**TO BE DONE**
Filter this material down to the lines that hold "Loss", copying each one.
— BEGIN RECORDS FOR THIS EXERCISE —
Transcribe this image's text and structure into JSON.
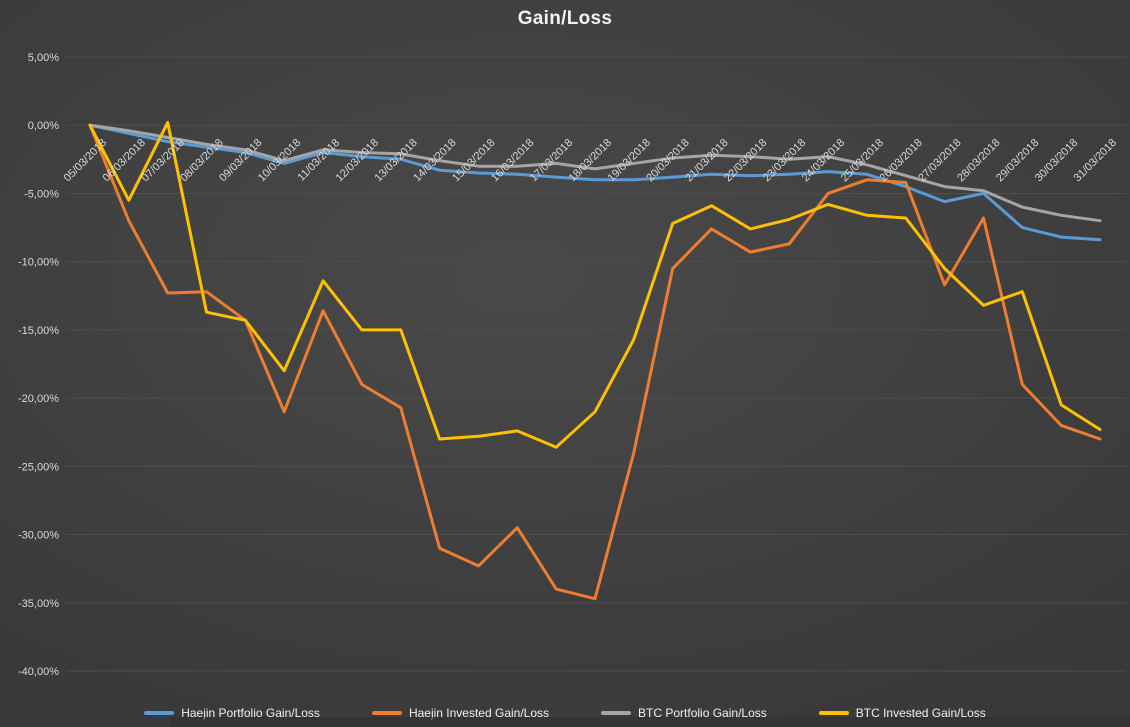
{
  "chart": {
    "title": "Gain/Loss",
    "colors": {
      "background": "#3e3e3e",
      "grid": "#4e4e4e",
      "axis_text": "#d9d9d9",
      "title_text": "#f2f2f2",
      "legend_text": "#f0f0f0"
    }
  },
  "chart_data": {
    "type": "line",
    "title": "Gain/Loss",
    "grid": true,
    "legend_position": "bottom",
    "ylim": [
      -40,
      5
    ],
    "y_tick_step": 5,
    "y_ticks": [
      {
        "value": 5,
        "label": "5,00%"
      },
      {
        "value": 0,
        "label": "0,00%"
      },
      {
        "value": -5,
        "label": "-5,00%"
      },
      {
        "value": -10,
        "label": "-10,00%"
      },
      {
        "value": -15,
        "label": "-15,00%"
      },
      {
        "value": -20,
        "label": "-20,00%"
      },
      {
        "value": -25,
        "label": "-25,00%"
      },
      {
        "value": -30,
        "label": "-30,00%"
      },
      {
        "value": -35,
        "label": "-35,00%"
      },
      {
        "value": -40,
        "label": "-40,00%"
      }
    ],
    "x": [
      "05/03/2018",
      "06/03/2018",
      "07/03/2018",
      "08/03/2018",
      "09/03/2018",
      "10/03/2018",
      "11/03/2018",
      "12/03/2018",
      "13/03/2018",
      "14/03/2018",
      "15/03/2018",
      "16/03/2018",
      "17/03/2018",
      "18/03/2018",
      "19/03/2018",
      "20/03/2018",
      "21/03/2018",
      "22/03/2018",
      "23/03/2018",
      "24/03/2018",
      "25/03/2018",
      "26/03/2018",
      "27/03/2018",
      "28/03/2018",
      "29/03/2018",
      "30/03/2018",
      "31/03/2018"
    ],
    "series": [
      {
        "name": "Haejin Portfolio Gain/Loss",
        "color": "#5B9BD5",
        "width": 3,
        "values": [
          0,
          -0.6,
          -1.2,
          -1.6,
          -2.0,
          -2.8,
          -2.0,
          -2.3,
          -2.5,
          -3.3,
          -3.5,
          -3.6,
          -3.8,
          -4.0,
          -4.0,
          -3.8,
          -3.6,
          -3.7,
          -3.6,
          -3.4,
          -3.6,
          -4.5,
          -5.6,
          -5.0,
          -7.5,
          -8.2,
          -8.4
        ]
      },
      {
        "name": "Haejin Invested Gain/Loss",
        "color": "#ED7D31",
        "width": 3,
        "values": [
          0,
          -7.0,
          -12.3,
          -12.2,
          -14.3,
          -21.0,
          -13.6,
          -19.0,
          -20.7,
          -31.0,
          -32.3,
          -29.5,
          -34.0,
          -34.7,
          -24.0,
          -10.5,
          -7.6,
          -9.3,
          -8.7,
          -5.0,
          -4.0,
          -4.2,
          -11.7,
          -6.8,
          -19.0,
          -22.0,
          -23.0
        ]
      },
      {
        "name": "BTC Portfolio Gain/Loss",
        "color": "#A5A5A5",
        "width": 3,
        "values": [
          0,
          -0.4,
          -0.9,
          -1.4,
          -1.8,
          -2.6,
          -1.8,
          -2.0,
          -2.1,
          -2.6,
          -3.0,
          -3.0,
          -2.8,
          -3.2,
          -2.8,
          -2.4,
          -2.2,
          -2.3,
          -2.5,
          -2.3,
          -2.9,
          -3.7,
          -4.5,
          -4.8,
          -6.0,
          -6.6,
          -7.0
        ]
      },
      {
        "name": "BTC Invested Gain/Loss",
        "color": "#FFC000",
        "width": 3,
        "values": [
          0,
          -5.5,
          0.2,
          -13.7,
          -14.3,
          -18.0,
          -11.4,
          -15.0,
          -15.0,
          -23.0,
          -22.8,
          -22.4,
          -23.6,
          -21.0,
          -15.7,
          -7.2,
          -5.9,
          -7.6,
          -6.9,
          -5.8,
          -6.6,
          -6.8,
          -10.5,
          -13.2,
          -12.2,
          -20.5,
          -22.3
        ]
      }
    ]
  }
}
— END RECORDS FOR THIS EXERCISE —
**EXPECTED ANSWER**
    "title": "Gain/Loss",
    "title": "Gain/Loss",
        "name": "Haejin Portfolio Gain/Loss",
        "name": "Haejin Invested Gain/Loss",
        "name": "BTC Portfolio Gain/Loss",
        "name": "BTC Invested Gain/Loss",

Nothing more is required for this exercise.